__Written exercise__. Can you pull out each line of the data below that includes the word "Antal"?

══ Materials provided

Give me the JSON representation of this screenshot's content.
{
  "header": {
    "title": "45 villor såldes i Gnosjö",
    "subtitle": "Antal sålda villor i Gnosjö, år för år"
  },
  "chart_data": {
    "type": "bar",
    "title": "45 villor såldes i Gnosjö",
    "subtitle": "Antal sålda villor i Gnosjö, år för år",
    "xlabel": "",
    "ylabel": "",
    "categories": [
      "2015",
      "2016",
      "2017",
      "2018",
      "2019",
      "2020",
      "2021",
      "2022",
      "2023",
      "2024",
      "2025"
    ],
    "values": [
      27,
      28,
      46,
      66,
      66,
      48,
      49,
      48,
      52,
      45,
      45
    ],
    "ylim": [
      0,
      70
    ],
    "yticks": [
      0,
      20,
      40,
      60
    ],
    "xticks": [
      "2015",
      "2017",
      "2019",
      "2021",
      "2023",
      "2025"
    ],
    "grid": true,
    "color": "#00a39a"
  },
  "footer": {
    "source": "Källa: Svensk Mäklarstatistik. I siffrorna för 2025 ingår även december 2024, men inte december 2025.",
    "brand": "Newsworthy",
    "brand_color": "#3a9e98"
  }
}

════

__Exercise output__.
    "subtitle": "Antal sålda villor i Gnosjö, år för år"
    "subtitle": "Antal sålda villor i Gnosjö, år för år",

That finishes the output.